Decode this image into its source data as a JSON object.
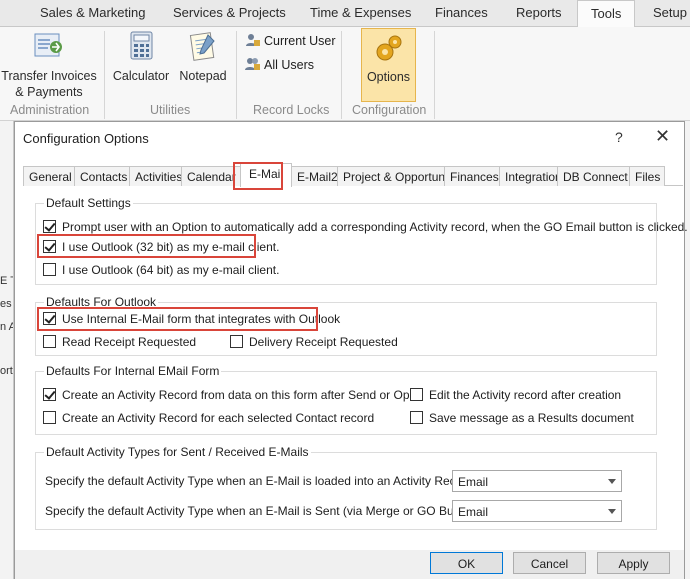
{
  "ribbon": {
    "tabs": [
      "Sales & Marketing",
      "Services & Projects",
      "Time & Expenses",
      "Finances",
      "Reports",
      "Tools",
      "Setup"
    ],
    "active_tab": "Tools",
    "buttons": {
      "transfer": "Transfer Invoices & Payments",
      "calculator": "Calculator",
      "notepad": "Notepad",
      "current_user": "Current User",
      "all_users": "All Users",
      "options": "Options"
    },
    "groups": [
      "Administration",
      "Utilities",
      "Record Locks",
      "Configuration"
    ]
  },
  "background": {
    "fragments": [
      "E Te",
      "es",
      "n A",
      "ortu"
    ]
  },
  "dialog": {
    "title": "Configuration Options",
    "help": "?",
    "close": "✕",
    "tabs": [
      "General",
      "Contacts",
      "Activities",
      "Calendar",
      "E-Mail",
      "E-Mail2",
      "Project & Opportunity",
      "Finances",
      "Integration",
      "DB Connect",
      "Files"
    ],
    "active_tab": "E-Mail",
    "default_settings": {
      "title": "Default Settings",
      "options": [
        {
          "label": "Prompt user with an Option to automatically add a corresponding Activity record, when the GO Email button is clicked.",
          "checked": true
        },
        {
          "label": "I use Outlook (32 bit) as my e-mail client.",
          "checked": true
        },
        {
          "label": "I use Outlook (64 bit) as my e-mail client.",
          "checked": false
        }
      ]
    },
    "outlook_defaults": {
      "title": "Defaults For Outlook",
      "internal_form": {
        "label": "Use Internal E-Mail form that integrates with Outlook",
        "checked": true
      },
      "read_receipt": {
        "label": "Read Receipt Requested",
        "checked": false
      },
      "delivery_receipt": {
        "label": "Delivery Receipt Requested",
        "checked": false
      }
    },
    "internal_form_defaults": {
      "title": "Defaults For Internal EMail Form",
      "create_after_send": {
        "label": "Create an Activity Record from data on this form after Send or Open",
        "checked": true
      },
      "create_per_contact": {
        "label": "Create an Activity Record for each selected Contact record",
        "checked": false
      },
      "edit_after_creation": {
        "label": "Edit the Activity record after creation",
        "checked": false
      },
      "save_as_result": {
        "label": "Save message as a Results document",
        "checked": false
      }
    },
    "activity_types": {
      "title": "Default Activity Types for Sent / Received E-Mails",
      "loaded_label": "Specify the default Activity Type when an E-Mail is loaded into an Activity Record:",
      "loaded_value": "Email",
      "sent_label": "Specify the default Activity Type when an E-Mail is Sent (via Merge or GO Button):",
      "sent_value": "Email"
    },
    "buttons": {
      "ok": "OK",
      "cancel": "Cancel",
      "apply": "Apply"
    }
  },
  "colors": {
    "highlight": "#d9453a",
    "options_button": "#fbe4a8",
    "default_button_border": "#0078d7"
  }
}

* * *

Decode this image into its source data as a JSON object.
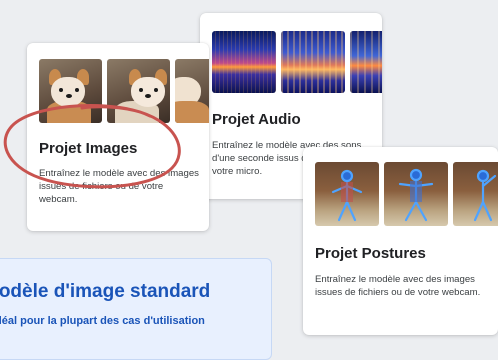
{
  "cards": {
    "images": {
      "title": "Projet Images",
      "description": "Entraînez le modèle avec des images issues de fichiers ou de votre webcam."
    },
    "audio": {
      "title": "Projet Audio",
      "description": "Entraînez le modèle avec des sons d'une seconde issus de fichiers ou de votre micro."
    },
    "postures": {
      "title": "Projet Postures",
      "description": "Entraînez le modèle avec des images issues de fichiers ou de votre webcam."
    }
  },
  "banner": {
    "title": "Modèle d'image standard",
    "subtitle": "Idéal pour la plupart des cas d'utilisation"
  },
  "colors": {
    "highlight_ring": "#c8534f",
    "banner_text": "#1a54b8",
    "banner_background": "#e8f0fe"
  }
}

### TASK REQUIREMENTS
Go through the listing above and list every line that has the word "Specify".

### SOLUTION TO THIS TASK
      "loaded_label": "Specify the default Activity Type when an E-Mail is loaded into an Activity Record:",
      "sent_label": "Specify the default Activity Type when an E-Mail is Sent (via Merge or GO Button):",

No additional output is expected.